-- STORED RECORDS start --
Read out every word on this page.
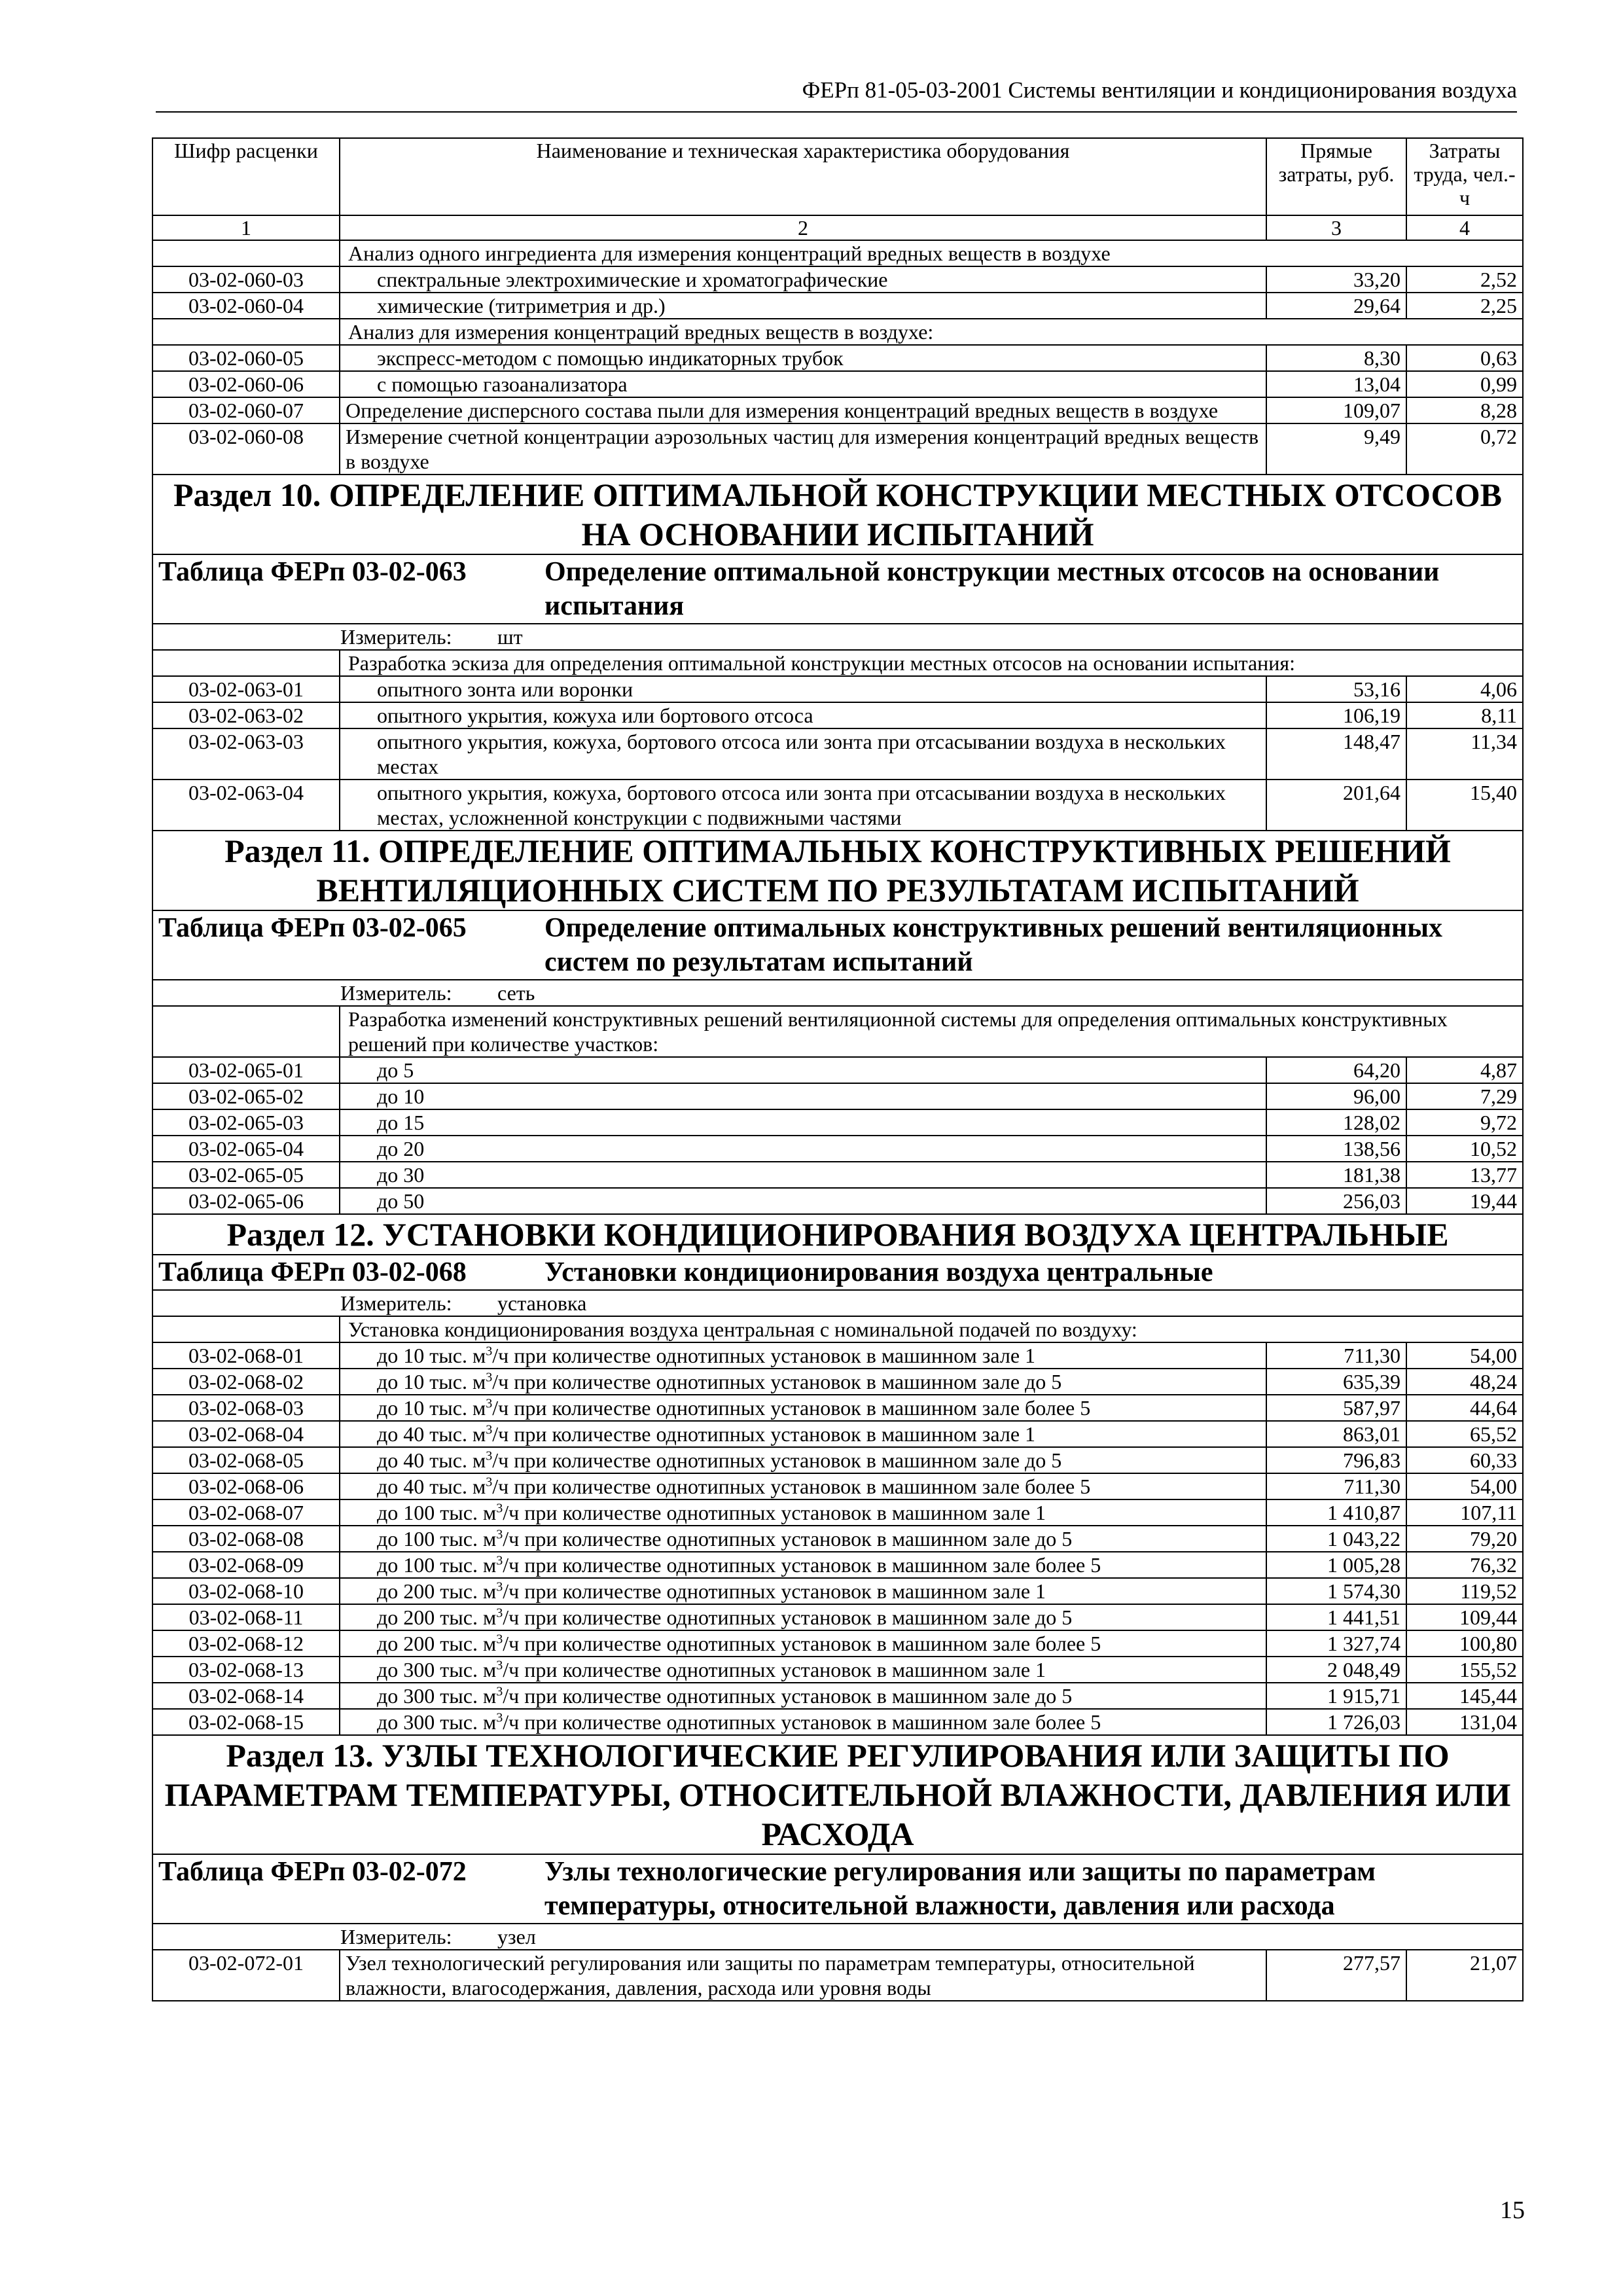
ФЕРп 81-05-03-2001 Системы вентиляции и кондиционирования воздуха
Шифр расценки	Наименование и техническая характеристика оборудования	Прямые затраты, руб.	Затраты труда, чел.-ч
1	2	3	4
	Анализ одного ингредиента для измерения концентраций вредных веществ в воздухе		
03-02-060-03	спектральные электрохимические и хроматографические	33,20	2,52
03-02-060-04	химические (титриметрия и др.)	29,64	2,25
	Анализ для измерения концентраций вредных веществ в воздухе:		
03-02-060-05	экспресс-методом с помощью индикаторных трубок	8,30	0,63
03-02-060-06	с помощью газоанализатора	13,04	0,99
03-02-060-07	Определение дисперсного состава пыли для измерения концентраций вредных веществ в воздухе	109,07	8,28
03-02-060-08	Измерение счетной концентрации аэрозольных частиц для измерения концентраций вредных веществ в воздухе	9,49	0,72
Раздел 10. ОПРЕДЕЛЕНИЕ ОПТИМАЛЬНОЙ КОНСТРУКЦИИ МЕСТНЫХ ОТСОСОВ НА ОСНОВАНИИ ИСПЫТАНИЙ			
Таблица ФЕРп 03-02-063 Определение оптимальной конструкции местных отсосов на основании испытания			
Измеритель: шт			
	Разработка эскиза для определения оптимальной конструкции местных отсосов на основании испытания:		
03-02-063-01	опытного зонта или воронки	53,16	4,06
03-02-063-02	опытного укрытия, кожуха или бортового отсоса	106,19	8,11
03-02-063-03	опытного укрытия, кожуха, бортового отсоса или зонта при отсасывании воздуха в нескольких местах	148,47	11,34
03-02-063-04	опытного укрытия, кожуха, бортового отсоса или зонта при отсасывании воздуха в нескольких местах, усложненной конструкции с подвижными частями	201,64	15,40
Раздел 11. ОПРЕДЕЛЕНИЕ ОПТИМАЛЬНЫХ КОНСТРУКТИВНЫХ РЕШЕНИЙ ВЕНТИЛЯЦИОННЫХ СИСТЕМ ПО РЕЗУЛЬТАТАМ ИСПЫТАНИЙ			
Таблица ФЕРп 03-02-065 Определение оптимальных конструктивных решений вентиляционных систем по результатам испытаний			
Измеритель: сеть			
	Разработка изменений конструктивных решений вентиляционной системы для определения оптимальных конструктивных решений при количестве участков:		
03-02-065-01	до 5	64,20	4,87
03-02-065-02	до 10	96,00	7,29
03-02-065-03	до 15	128,02	9,72
03-02-065-04	до 20	138,56	10,52
03-02-065-05	до 30	181,38	13,77
03-02-065-06	до 50	256,03	19,44
Раздел 12. УСТАНОВКИ КОНДИЦИОНИРОВАНИЯ ВОЗДУХА ЦЕНТРАЛЬНЫЕ			
Таблица ФЕРп 03-02-068 Установки кондиционирования воздуха центральные			
Измеритель: установка			
	Установка кондиционирования воздуха центральная с номинальной подачей по воздуху:		
03-02-068-01	до 10 тыс. $м^3/ч$ при количестве однотипных установок в машинном зале 1	711,30	54,00
03-02-068-02	до 10 тыс. $м^3/ч$ при количестве однотипных установок в машинном зале до 5	635,39	48,24
03-02-068-03	до 10 тыс. $м^3/ч$ при количестве однотипных установок в машинном зале более 5	587,97	44,64
03-02-068-04	до 40 тыс. $м^3/ч$ при количестве однотипных установок в машинном зале 1	863,01	65,52
03-02-068-05	до 40 тыс. $м^3/ч$ при количестве однотипных установок в машинном зале до 5	796,83	60,33
03-02-068-06	до 40 тыс. $м^3/ч$ при количестве однотипных установок в машинном зале более 5	711,30	54,00
03-02-068-07	до 100 тыс. $м^3/ч$ при количестве однотипных установок в машинном зале 1	1 410,87	107,11
03-02-068-08	до 100 тыс. $м^3/ч$ при количестве однотипных установок в машинном зале до 5	1 043,22	79,20
03-02-068-09	до 100 тыс. $м^3/ч$ при количестве однотипных установок в машинном зале более 5	1 005,28	76,32
03-02-068-10	до 200 тыс. $м^3/ч$ при количестве однотипных установок в машинном зале 1	1 574,30	119,52
03-02-068-11	до 200 тыс. $м^3/ч$ при количестве однотипных установок в машинном зале до 5	1 441,51	109,44
03-02-068-12	до 200 тыс. $м^3/ч$ при количестве однотипных установок в машинном зале более 5	1 327,74	100,80
03-02-068-13	до 300 тыс. $м^3/ч$ при количестве однотипных установок в машинном зале 1	2 048,49	155,52
03-02-068-14	до 300 тыс. $м^3/ч$ при количестве однотипных установок в машинном зале до 5	1 915,71	145,44
03-02-068-15	до 300 тыс. $м^3/ч$ при количестве однотипных установок в машинном зале более 5	1 726,03	131,04
Раздел 13. УЗЛЫ ТЕХНОЛОГИЧЕСКИЕ РЕГУЛИРОВАНИЯ ИЛИ ЗАЩИТЫ ПО ПАРАМЕТРАМ ТЕМПЕРАТУРЫ, ОТНОСИТЕЛЬНОЙ ВЛАЖНОСТИ, ДАВЛЕНИЯ ИЛИ РАСХОДА			
Таблица ФЕРп 03-02-072 Узлы технологические регулирования или защиты по параметрам температуры, относительной влажности, давления или расхода			
Измеритель: узел			
03-02-072-01	Узел технологический регулирования или защиты по параметрам температуры, относительной влажности, влагосодержания, давления, расхода или уровня воды	277,57	21,07
15
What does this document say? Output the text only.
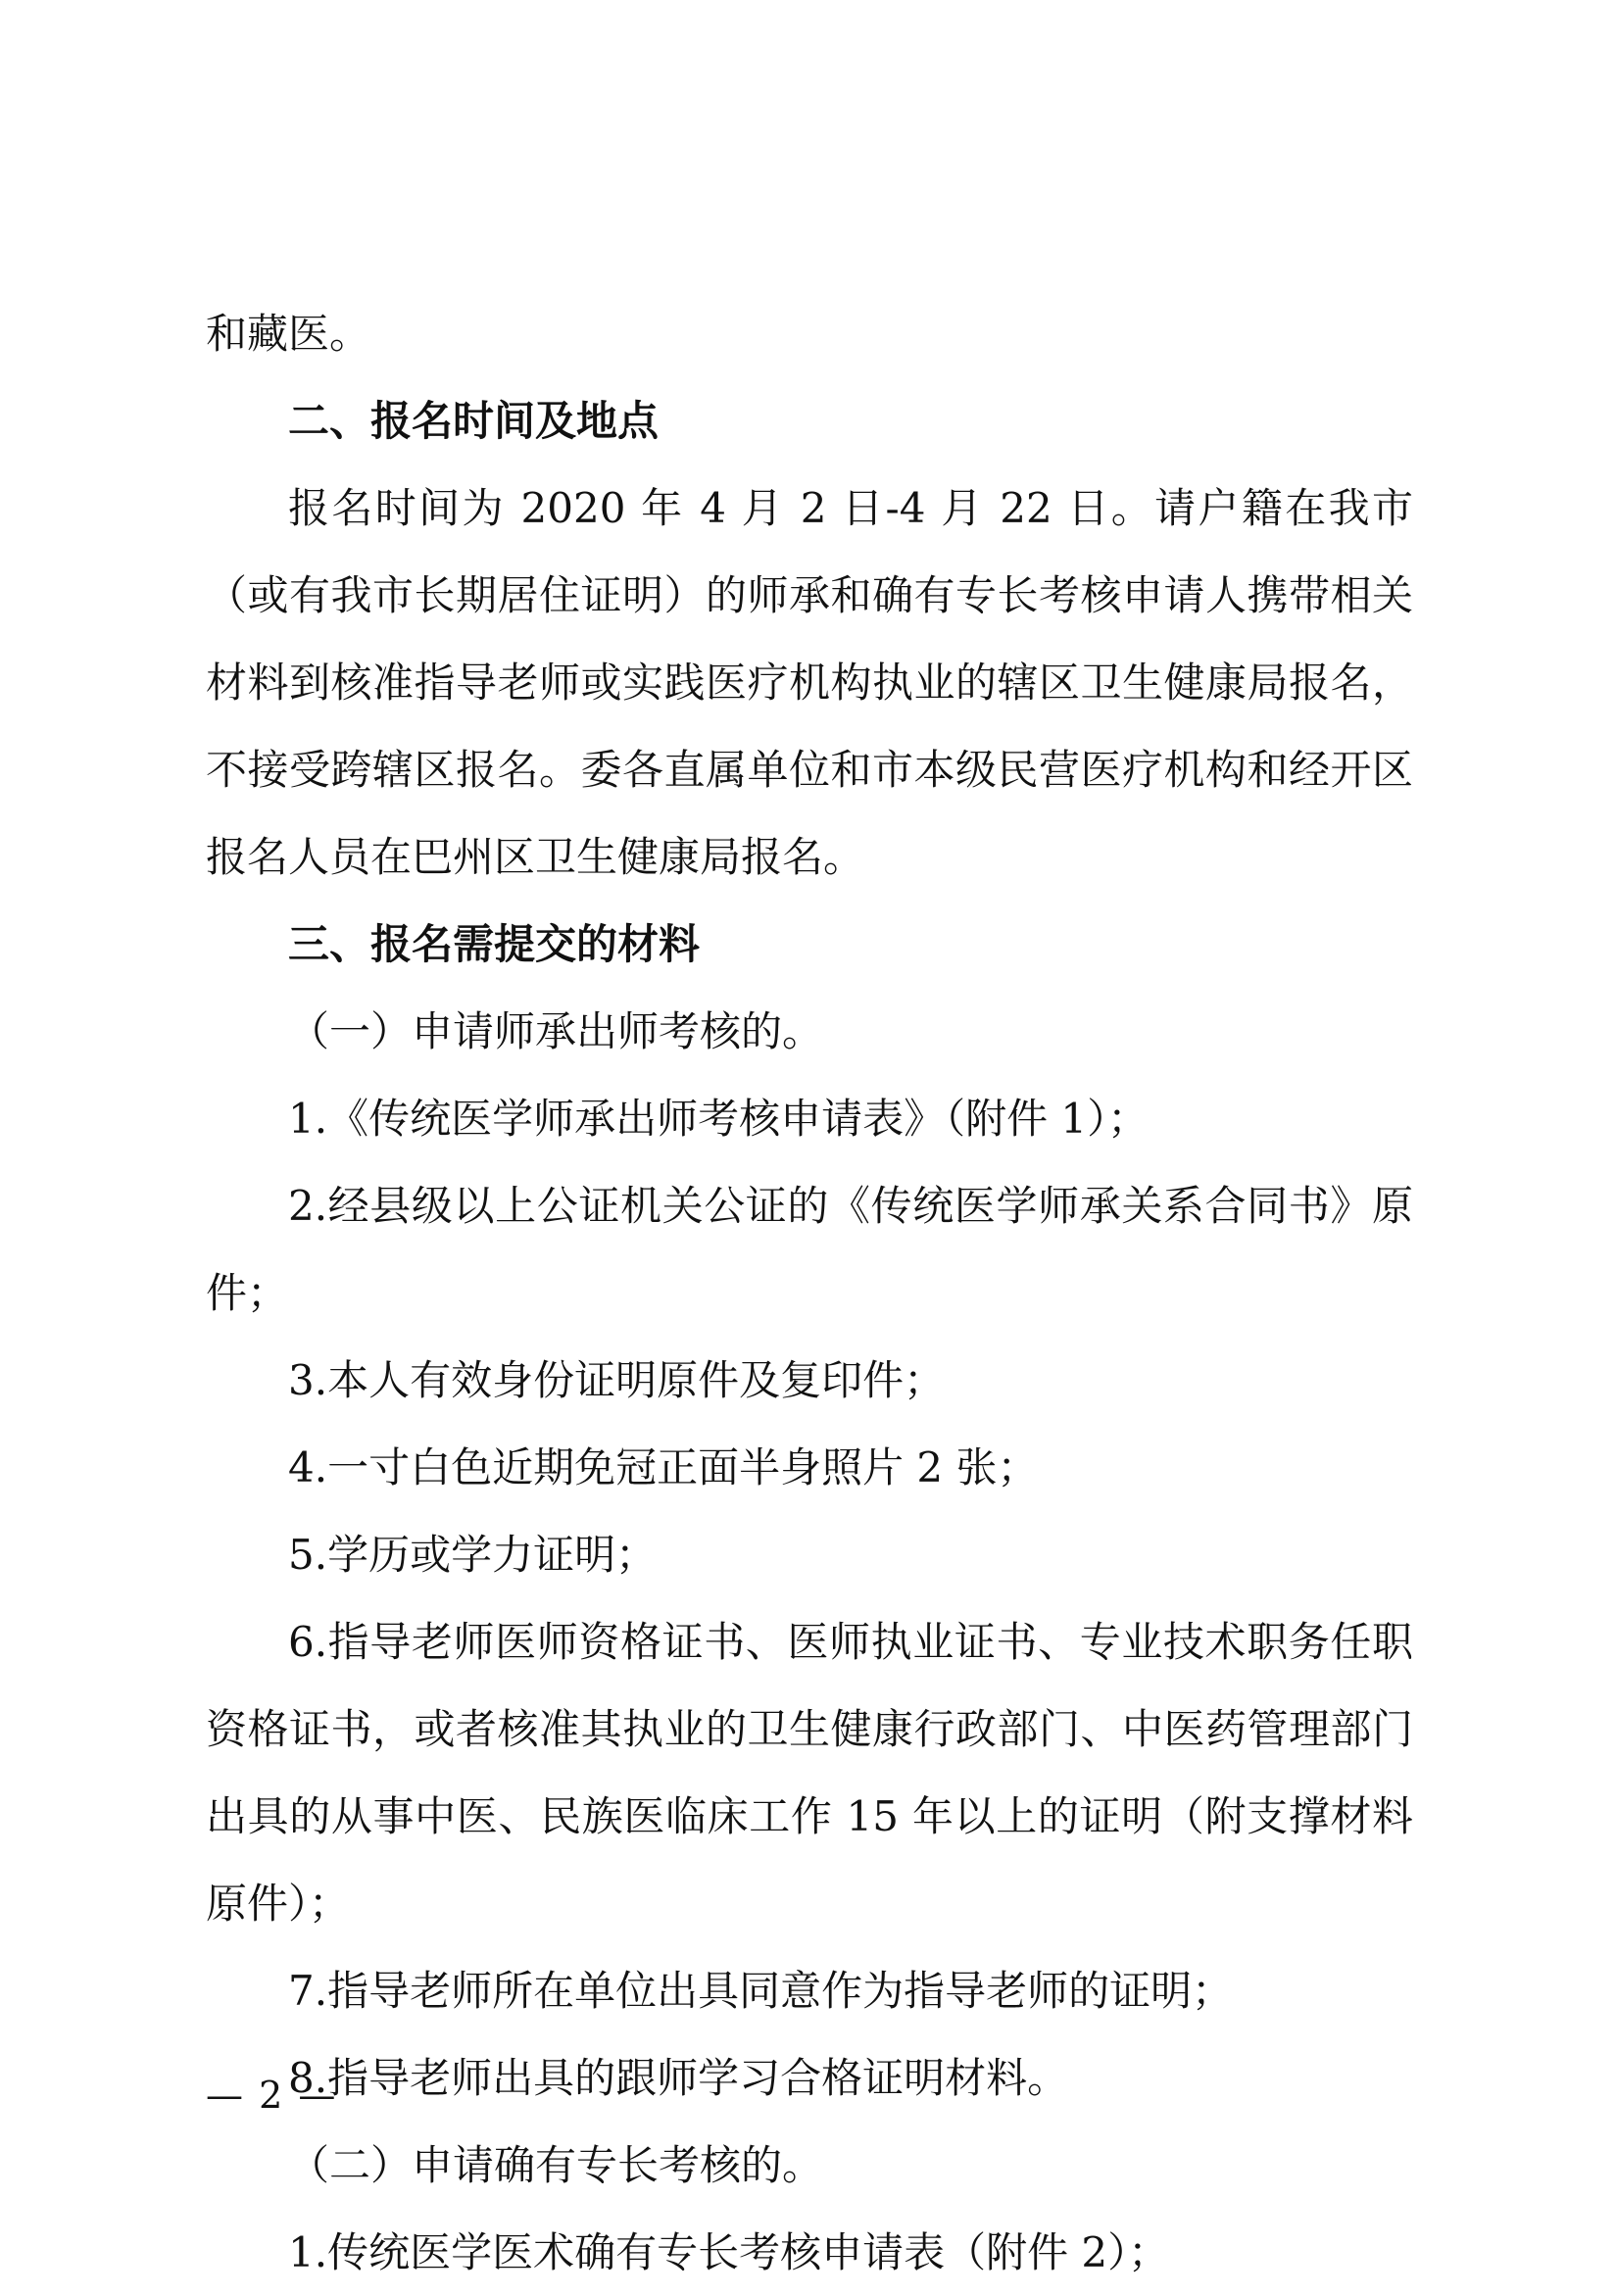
和藏医。

二、报名时间及地点

报名时间为 2020 年 4 月 2 日-4 月 22 日。请户籍在我市（或有我市长期居住证明）的师承和确有专长考核申请人携带相关材料到核准指导老师或实践医疗机构执业的辖区卫生健康局报名，不接受跨辖区报名。委各直属单位和市本级民营医疗机构和经开区报名人员在巴州区卫生健康局报名。

三、报名需提交的材料

（一）申请师承出师考核的。

1.《传统医学师承出师考核申请表》（附件 1）；

2.经县级以上公证机关公证的《传统医学师承关系合同书》原件；

3.本人有效身份证明原件及复印件；

4.一寸白色近期免冠正面半身照片 2 张；

5.学历或学力证明；

6.指导老师医师资格证书、医师执业证书、专业技术职务任职资格证书，或者核准其执业的卫生健康行政部门、中医药管理部门出具的从事中医、民族医临床工作 15 年以上的证明（附支撑材料原件）；

7.指导老师所在单位出具同意作为指导老师的证明；

8.指导老师出具的跟师学习合格证明材料。

（二）申请确有专长考核的。

1.传统医学医术确有专长考核申请表（附件 2）；

— 2 —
-- STORED RECORDS end --
Without any pictures, reproduce exactly the lines from the line that contains "What does this" to the end of the entries above, both ends included.

COMPLETED EXERCISE
What does this document say? Output the text only.
和藏医。

二、报名时间及地点

报名时间为 2020 年 4 月 2 日-4 月 22 日。请户籍在我市（或有我市长期居住证明）的师承和确有专长考核申请人携带相关材料到核准指导老师或实践医疗机构执业的辖区卫生健康局报名，不接受跨辖区报名。委各直属单位和市本级民营医疗机构和经开区报名人员在巴州区卫生健康局报名。

三、报名需提交的材料

（一）申请师承出师考核的。

1.《传统医学师承出师考核申请表》（附件 1）；

2.经县级以上公证机关公证的《传统医学师承关系合同书》原件；

3.本人有效身份证明原件及复印件；

4.一寸白色近期免冠正面半身照片 2 张；

5.学历或学力证明；

6.指导老师医师资格证书、医师执业证书、专业技术职务任职资格证书，或者核准其执业的卫生健康行政部门、中医药管理部门出具的从事中医、民族医临床工作 15 年以上的证明（附支撑材料原件）；

7.指导老师所在单位出具同意作为指导老师的证明；

8.指导老师出具的跟师学习合格证明材料。

（二）申请确有专长考核的。

1.传统医学医术确有专长考核申请表（附件 2）；

— 2 —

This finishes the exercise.